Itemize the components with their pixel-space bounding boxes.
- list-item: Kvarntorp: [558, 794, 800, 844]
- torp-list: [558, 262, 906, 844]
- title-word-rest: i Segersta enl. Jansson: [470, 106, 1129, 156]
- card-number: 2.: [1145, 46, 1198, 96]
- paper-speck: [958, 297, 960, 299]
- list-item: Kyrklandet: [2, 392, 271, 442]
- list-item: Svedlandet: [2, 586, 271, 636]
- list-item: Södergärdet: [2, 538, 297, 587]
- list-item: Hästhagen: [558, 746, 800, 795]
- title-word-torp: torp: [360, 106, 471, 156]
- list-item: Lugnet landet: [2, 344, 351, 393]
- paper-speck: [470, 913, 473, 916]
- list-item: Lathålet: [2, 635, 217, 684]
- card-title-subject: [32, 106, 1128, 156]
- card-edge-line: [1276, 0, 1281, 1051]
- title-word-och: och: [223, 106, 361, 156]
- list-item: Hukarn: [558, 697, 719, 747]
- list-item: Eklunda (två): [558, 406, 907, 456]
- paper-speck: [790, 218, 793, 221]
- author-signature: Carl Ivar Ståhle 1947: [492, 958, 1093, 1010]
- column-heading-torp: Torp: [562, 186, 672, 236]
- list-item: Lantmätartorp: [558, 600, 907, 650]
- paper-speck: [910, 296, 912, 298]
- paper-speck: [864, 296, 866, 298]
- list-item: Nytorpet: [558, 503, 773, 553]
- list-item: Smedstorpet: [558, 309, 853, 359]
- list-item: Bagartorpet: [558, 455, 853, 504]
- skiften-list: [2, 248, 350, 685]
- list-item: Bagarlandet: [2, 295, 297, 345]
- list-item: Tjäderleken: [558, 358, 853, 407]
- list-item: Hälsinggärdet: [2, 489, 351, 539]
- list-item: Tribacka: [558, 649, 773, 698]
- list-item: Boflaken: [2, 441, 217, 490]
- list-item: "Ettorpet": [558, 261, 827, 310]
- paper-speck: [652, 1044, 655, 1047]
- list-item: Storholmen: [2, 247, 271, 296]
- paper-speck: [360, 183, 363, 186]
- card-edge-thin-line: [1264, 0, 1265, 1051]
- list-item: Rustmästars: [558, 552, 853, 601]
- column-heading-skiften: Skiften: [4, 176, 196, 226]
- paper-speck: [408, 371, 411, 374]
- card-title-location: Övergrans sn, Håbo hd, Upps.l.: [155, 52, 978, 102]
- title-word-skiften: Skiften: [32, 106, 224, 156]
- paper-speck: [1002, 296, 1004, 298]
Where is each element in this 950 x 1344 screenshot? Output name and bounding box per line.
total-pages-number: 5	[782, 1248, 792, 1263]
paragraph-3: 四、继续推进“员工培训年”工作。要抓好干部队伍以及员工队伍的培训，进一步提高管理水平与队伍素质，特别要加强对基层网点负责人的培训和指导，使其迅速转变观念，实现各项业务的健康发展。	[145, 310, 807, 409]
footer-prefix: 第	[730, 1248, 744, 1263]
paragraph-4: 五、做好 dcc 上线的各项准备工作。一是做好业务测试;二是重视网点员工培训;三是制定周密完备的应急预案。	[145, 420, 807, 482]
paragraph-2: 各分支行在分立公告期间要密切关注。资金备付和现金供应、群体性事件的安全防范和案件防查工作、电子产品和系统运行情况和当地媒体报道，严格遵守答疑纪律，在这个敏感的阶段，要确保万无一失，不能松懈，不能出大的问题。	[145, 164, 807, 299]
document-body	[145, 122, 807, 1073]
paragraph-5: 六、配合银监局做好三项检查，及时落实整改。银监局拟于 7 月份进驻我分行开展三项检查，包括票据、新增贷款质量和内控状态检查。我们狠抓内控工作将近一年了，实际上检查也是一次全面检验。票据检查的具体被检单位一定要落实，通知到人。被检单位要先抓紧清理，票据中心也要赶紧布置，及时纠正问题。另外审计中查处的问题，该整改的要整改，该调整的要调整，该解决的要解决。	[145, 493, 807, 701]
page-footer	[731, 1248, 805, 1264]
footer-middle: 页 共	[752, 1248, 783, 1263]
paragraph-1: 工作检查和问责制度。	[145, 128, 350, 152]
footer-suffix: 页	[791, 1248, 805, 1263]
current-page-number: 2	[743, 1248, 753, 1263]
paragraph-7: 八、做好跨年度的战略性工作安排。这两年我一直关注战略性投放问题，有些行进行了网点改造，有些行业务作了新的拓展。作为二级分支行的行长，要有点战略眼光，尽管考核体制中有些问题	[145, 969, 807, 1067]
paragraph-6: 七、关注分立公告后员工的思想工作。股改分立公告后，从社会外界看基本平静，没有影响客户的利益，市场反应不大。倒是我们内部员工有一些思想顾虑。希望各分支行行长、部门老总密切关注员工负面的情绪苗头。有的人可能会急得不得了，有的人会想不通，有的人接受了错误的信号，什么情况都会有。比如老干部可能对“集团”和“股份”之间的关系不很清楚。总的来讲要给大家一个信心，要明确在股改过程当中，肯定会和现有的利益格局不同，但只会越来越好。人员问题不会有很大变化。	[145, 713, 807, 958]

### CHALLENGE:
Copy all of the material above, substituting "dust-mark" for each occurrence of "paper-speck" and leaving everything else unchanged.

### RESPONSE TO THE TASK:
Itemize the components with their pixel-space bounding boxes.
- list-item: Kvarntorp: [558, 794, 800, 844]
- torp-list: [558, 262, 906, 844]
- title-word-rest: i Segersta enl. Jansson: [470, 106, 1129, 156]
- card-number: 2.: [1145, 46, 1198, 96]
- dust-mark: [958, 297, 960, 299]
- list-item: Kyrklandet: [2, 392, 271, 442]
- list-item: Svedlandet: [2, 586, 271, 636]
- list-item: Södergärdet: [2, 538, 297, 587]
- list-item: Hästhagen: [558, 746, 800, 795]
- title-word-torp: torp: [360, 106, 471, 156]
- list-item: Lugnet landet: [2, 344, 351, 393]
- dust-mark: [470, 913, 473, 916]
- list-item: Lathålet: [2, 635, 217, 684]
- card-title-subject: [32, 106, 1128, 156]
- card-edge-line: [1276, 0, 1281, 1051]
- title-word-och: och: [223, 106, 361, 156]
- list-item: Hukarn: [558, 697, 719, 747]
- list-item: Eklunda (två): [558, 406, 907, 456]
- dust-mark: [790, 218, 793, 221]
- author-signature: Carl Ivar Ståhle 1947: [492, 958, 1093, 1010]
- column-heading-torp: Torp: [562, 186, 672, 236]
- list-item: Lantmätartorp: [558, 600, 907, 650]
- dust-mark: [910, 296, 912, 298]
- dust-mark: [864, 296, 866, 298]
- list-item: Nytorpet: [558, 503, 773, 553]
- list-item: Smedstorpet: [558, 309, 853, 359]
- list-item: Bagartorpet: [558, 455, 853, 504]
- skiften-list: [2, 248, 350, 685]
- list-item: Bagarlandet: [2, 295, 297, 345]
- list-item: Tjäderleken: [558, 358, 853, 407]
- list-item: Hälsinggärdet: [2, 489, 351, 539]
- list-item: Tribacka: [558, 649, 773, 698]
- list-item: Boflaken: [2, 441, 217, 490]
- list-item: "Ettorpet": [558, 261, 827, 310]
- dust-mark: [652, 1044, 655, 1047]
- list-item: Storholmen: [2, 247, 271, 296]
- dust-mark: [360, 183, 363, 186]
- card-edge-thin-line: [1264, 0, 1265, 1051]
- list-item: Rustmästars: [558, 552, 853, 601]
- column-heading-skiften: Skiften: [4, 176, 196, 226]
- dust-mark: [408, 371, 411, 374]
- card-title-location: Övergrans sn, Håbo hd, Upps.l.: [155, 52, 978, 102]
- title-word-skiften: Skiften: [32, 106, 224, 156]
- dust-mark: [1002, 296, 1004, 298]
Where is each element in this 950 x 1344 screenshot? Output name and bounding box per line.
total-pages-number: 5	[782, 1248, 792, 1263]
paragraph-3: 四、继续推进“员工培训年”工作。要抓好干部队伍以及员工队伍的培训，进一步提高管理水平与队伍素质，特别要加强对基层网点负责人的培训和指导，使其迅速转变观念，实现各项业务的健康发展。	[145, 310, 807, 409]
footer-prefix: 第	[730, 1248, 744, 1263]
paragraph-4: 五、做好 dcc 上线的各项准备工作。一是做好业务测试;二是重视网点员工培训;三是制定周密完备的应急预案。	[145, 420, 807, 482]
paragraph-2: 各分支行在分立公告期间要密切关注。资金备付和现金供应、群体性事件的安全防范和案件防查工作、电子产品和系统运行情况和当地媒体报道，严格遵守答疑纪律，在这个敏感的阶段，要确保万无一失，不能松懈，不能出大的问题。	[145, 164, 807, 299]
document-body	[145, 122, 807, 1073]
paragraph-5: 六、配合银监局做好三项检查，及时落实整改。银监局拟于 7 月份进驻我分行开展三项检查，包括票据、新增贷款质量和内控状态检查。我们狠抓内控工作将近一年了，实际上检查也是一次全面检验。票据检查的具体被检单位一定要落实，通知到人。被检单位要先抓紧清理，票据中心也要赶紧布置，及时纠正问题。另外审计中查处的问题，该整改的要整改，该调整的要调整，该解决的要解决。	[145, 493, 807, 701]
page-footer	[731, 1248, 805, 1264]
footer-middle: 页 共	[752, 1248, 783, 1263]
paragraph-1: 工作检查和问责制度。	[145, 128, 350, 152]
footer-suffix: 页	[791, 1248, 805, 1263]
current-page-number: 2	[743, 1248, 753, 1263]
paragraph-7: 八、做好跨年度的战略性工作安排。这两年我一直关注战略性投放问题，有些行进行了网点改造，有些行业务作了新的拓展。作为二级分支行的行长，要有点战略眼光，尽管考核体制中有些问题	[145, 969, 807, 1067]
paragraph-6: 七、关注分立公告后员工的思想工作。股改分立公告后，从社会外界看基本平静，没有影响客户的利益，市场反应不大。倒是我们内部员工有一些思想顾虑。希望各分支行行长、部门老总密切关注员工负面的情绪苗头。有的人可能会急得不得了，有的人会想不通，有的人接受了错误的信号，什么情况都会有。比如老干部可能对“集团”和“股份”之间的关系不很清楚。总的来讲要给大家一个信心，要明确在股改过程当中，肯定会和现有的利益格局不同，但只会越来越好。人员问题不会有很大变化。	[145, 713, 807, 958]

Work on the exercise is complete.